Quote the entries in full, character for character, without their images.
== Rows ==
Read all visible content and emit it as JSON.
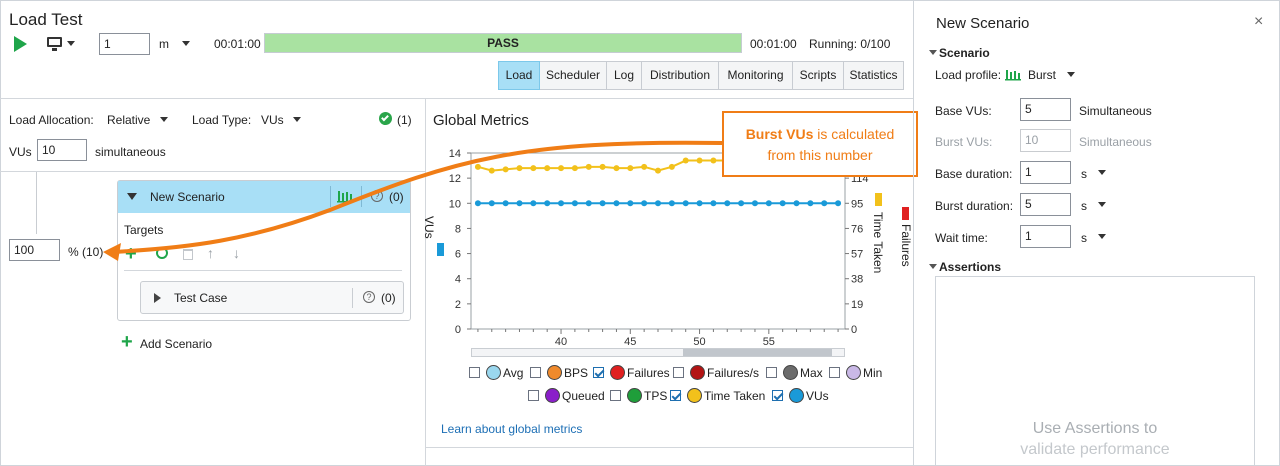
{
  "app": {
    "title": "Load Test"
  },
  "toolbar": {
    "repeat_value": "1",
    "repeat_unit": "m",
    "elapsed": "00:01:00",
    "status": "PASS",
    "total": "00:01:00",
    "running": "Running: 0/100",
    "progress_fraction": 1.0
  },
  "tabs": [
    {
      "label": "Load",
      "active": true
    },
    {
      "label": "Scheduler"
    },
    {
      "label": "Log"
    },
    {
      "label": "Distribution"
    },
    {
      "label": "Monitoring"
    },
    {
      "label": "Scripts"
    },
    {
      "label": "Statistics"
    }
  ],
  "allocation": {
    "load_allocation_label": "Load Allocation:",
    "load_allocation_value": "Relative",
    "load_type_label": "Load Type:",
    "load_type_value": "VUs",
    "check_count": "(1)",
    "vus_label": "VUs",
    "vus_value": "10",
    "vus_suffix": "simultaneous"
  },
  "scenario": {
    "name": "New Scenario",
    "count": "(0)",
    "targets_label": "Targets",
    "percent_value": "100",
    "percent_suffix": "% (10)",
    "test_case": "Test Case",
    "test_case_count": "(0)",
    "add_scenario": "Add Scenario"
  },
  "metrics": {
    "title": "Global Metrics",
    "learn_link": "Learn about global metrics",
    "y_left_label": "VUs",
    "y_right_label": "Time Taken",
    "y_right2_label": "Failures",
    "colors": {
      "vus": "#1a9ad8",
      "time_taken": "#f2c11b",
      "failures": "#e02020"
    },
    "legend": [
      {
        "label": "Avg",
        "color": "#9ad7ee",
        "checked": false
      },
      {
        "label": "BPS",
        "color": "#f08a2c",
        "checked": false
      },
      {
        "label": "Failures",
        "color": "#e02020",
        "checked": true
      },
      {
        "label": "Failures/s",
        "color": "#b31414",
        "checked": false
      },
      {
        "label": "Max",
        "color": "#6b6b6b",
        "checked": false
      },
      {
        "label": "Min",
        "color": "#c9b8e6",
        "checked": false
      },
      {
        "label": "Queued",
        "color": "#8a1fc9",
        "checked": false
      },
      {
        "label": "TPS",
        "color": "#1f9e3a",
        "checked": false
      },
      {
        "label": "Time Taken",
        "color": "#f2c11b",
        "checked": true
      },
      {
        "label": "VUs",
        "color": "#1a9ad8",
        "checked": true
      }
    ]
  },
  "chart_data": {
    "type": "line",
    "x": [
      34,
      35,
      36,
      37,
      38,
      39,
      40,
      41,
      42,
      43,
      44,
      45,
      46,
      47,
      48,
      49,
      50,
      51,
      52,
      53,
      54,
      55,
      56,
      57,
      58,
      59,
      60
    ],
    "xlim": [
      33.5,
      60.5
    ],
    "x_ticks": [
      40,
      45,
      50,
      55
    ],
    "ylim": [
      0,
      14
    ],
    "y_ticks": [
      0,
      2,
      4,
      6,
      8,
      10,
      12,
      14
    ],
    "y_right_ticks": [
      "0",
      "19",
      "38",
      "57",
      "76",
      "95",
      "114",
      "133"
    ],
    "series": [
      {
        "name": "VUs",
        "color": "#1a9ad8",
        "values": [
          10,
          10,
          10,
          10,
          10,
          10,
          10,
          10,
          10,
          10,
          10,
          10,
          10,
          10,
          10,
          10,
          10,
          10,
          10,
          10,
          10,
          10,
          10,
          10,
          10,
          10,
          10
        ]
      },
      {
        "name": "Time Taken",
        "color": "#f2c11b",
        "values": [
          12.9,
          12.6,
          12.7,
          12.8,
          12.8,
          12.8,
          12.8,
          12.8,
          12.9,
          12.9,
          12.8,
          12.8,
          12.9,
          12.6,
          12.9,
          13.4,
          13.4,
          13.4,
          13.4,
          12.8,
          12.8,
          12.8,
          12.8,
          12.8,
          12.8,
          12.8,
          12.8
        ]
      }
    ]
  },
  "callout": {
    "bold": "Burst VUs",
    "rest": " is calculated",
    "line2": "from this number"
  },
  "panel": {
    "title": "New Scenario",
    "section_scenario": "Scenario",
    "load_profile_label": "Load profile:",
    "load_profile_value": "Burst",
    "base_vus_label": "Base VUs:",
    "base_vus_value": "5",
    "base_vus_suffix": "Simultaneous",
    "burst_vus_label": "Burst VUs:",
    "burst_vus_value": "10",
    "burst_vus_suffix": "Simultaneous",
    "base_duration_label": "Base duration:",
    "base_duration_value": "1",
    "base_duration_unit": "s",
    "burst_duration_label": "Burst duration:",
    "burst_duration_value": "5",
    "burst_duration_unit": "s",
    "wait_time_label": "Wait time:",
    "wait_time_value": "1",
    "wait_time_unit": "s",
    "section_assertions": "Assertions",
    "assertions_hint_1": "Use Assertions to",
    "assertions_hint_2": "validate performance"
  }
}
===
- **Written solution**
Read all visible content and emit it as JSON.
{
  "app": {
    "title": "Load Test"
  },
  "toolbar": {
    "repeat_value": "1",
    "repeat_unit": "m",
    "elapsed": "00:01:00",
    "status": "PASS",
    "total": "00:01:00",
    "running": "Running: 0/100",
    "progress_fraction": 1.0
  },
  "tabs": [
    {
      "label": "Load",
      "active": true
    },
    {
      "label": "Scheduler"
    },
    {
      "label": "Log"
    },
    {
      "label": "Distribution"
    },
    {
      "label": "Monitoring"
    },
    {
      "label": "Scripts"
    },
    {
      "label": "Statistics"
    }
  ],
  "allocation": {
    "load_allocation_label": "Load Allocation:",
    "load_allocation_value": "Relative",
    "load_type_label": "Load Type:",
    "load_type_value": "VUs",
    "check_count": "(1)",
    "vus_label": "VUs",
    "vus_value": "10",
    "vus_suffix": "simultaneous"
  },
  "scenario": {
    "name": "New Scenario",
    "count": "(0)",
    "targets_label": "Targets",
    "percent_value": "100",
    "percent_suffix": "% (10)",
    "test_case": "Test Case",
    "test_case_count": "(0)",
    "add_scenario": "Add Scenario"
  },
  "metrics": {
    "title": "Global Metrics",
    "learn_link": "Learn about global metrics",
    "y_left_label": "VUs",
    "y_right_label": "Time Taken",
    "y_right2_label": "Failures",
    "colors": {
      "vus": "#1a9ad8",
      "time_taken": "#f2c11b",
      "failures": "#e02020"
    },
    "legend": [
      {
        "label": "Avg",
        "color": "#9ad7ee",
        "checked": false
      },
      {
        "label": "BPS",
        "color": "#f08a2c",
        "checked": false
      },
      {
        "label": "Failures",
        "color": "#e02020",
        "checked": true
      },
      {
        "label": "Failures/s",
        "color": "#b31414",
        "checked": false
      },
      {
        "label": "Max",
        "color": "#6b6b6b",
        "checked": false
      },
      {
        "label": "Min",
        "color": "#c9b8e6",
        "checked": false
      },
      {
        "label": "Queued",
        "color": "#8a1fc9",
        "checked": false
      },
      {
        "label": "TPS",
        "color": "#1f9e3a",
        "checked": false
      },
      {
        "label": "Time Taken",
        "color": "#f2c11b",
        "checked": true
      },
      {
        "label": "VUs",
        "color": "#1a9ad8",
        "checked": true
      }
    ]
  },
  "chart_data": {
    "type": "line",
    "x": [
      34,
      35,
      36,
      37,
      38,
      39,
      40,
      41,
      42,
      43,
      44,
      45,
      46,
      47,
      48,
      49,
      50,
      51,
      52,
      53,
      54,
      55,
      56,
      57,
      58,
      59,
      60
    ],
    "xlim": [
      33.5,
      60.5
    ],
    "x_ticks": [
      40,
      45,
      50,
      55
    ],
    "ylim": [
      0,
      14
    ],
    "y_ticks": [
      0,
      2,
      4,
      6,
      8,
      10,
      12,
      14
    ],
    "y_right_ticks": [
      "0",
      "19",
      "38",
      "57",
      "76",
      "95",
      "114",
      "133"
    ],
    "series": [
      {
        "name": "VUs",
        "color": "#1a9ad8",
        "values": [
          10,
          10,
          10,
          10,
          10,
          10,
          10,
          10,
          10,
          10,
          10,
          10,
          10,
          10,
          10,
          10,
          10,
          10,
          10,
          10,
          10,
          10,
          10,
          10,
          10,
          10,
          10
        ]
      },
      {
        "name": "Time Taken",
        "color": "#f2c11b",
        "values": [
          12.9,
          12.6,
          12.7,
          12.8,
          12.8,
          12.8,
          12.8,
          12.8,
          12.9,
          12.9,
          12.8,
          12.8,
          12.9,
          12.6,
          12.9,
          13.4,
          13.4,
          13.4,
          13.4,
          12.8,
          12.8,
          12.8,
          12.8,
          12.8,
          12.8,
          12.8,
          12.8
        ]
      }
    ]
  },
  "callout": {
    "bold": "Burst VUs",
    "rest": " is calculated",
    "line2": "from this number"
  },
  "panel": {
    "title": "New Scenario",
    "section_scenario": "Scenario",
    "load_profile_label": "Load profile:",
    "load_profile_value": "Burst",
    "base_vus_label": "Base VUs:",
    "base_vus_value": "5",
    "base_vus_suffix": "Simultaneous",
    "burst_vus_label": "Burst VUs:",
    "burst_vus_value": "10",
    "burst_vus_suffix": "Simultaneous",
    "base_duration_label": "Base duration:",
    "base_duration_value": "1",
    "base_duration_unit": "s",
    "burst_duration_label": "Burst duration:",
    "burst_duration_value": "5",
    "burst_duration_unit": "s",
    "wait_time_label": "Wait time:",
    "wait_time_value": "1",
    "wait_time_unit": "s",
    "section_assertions": "Assertions",
    "assertions_hint_1": "Use Assertions to",
    "assertions_hint_2": "validate performance"
  }
}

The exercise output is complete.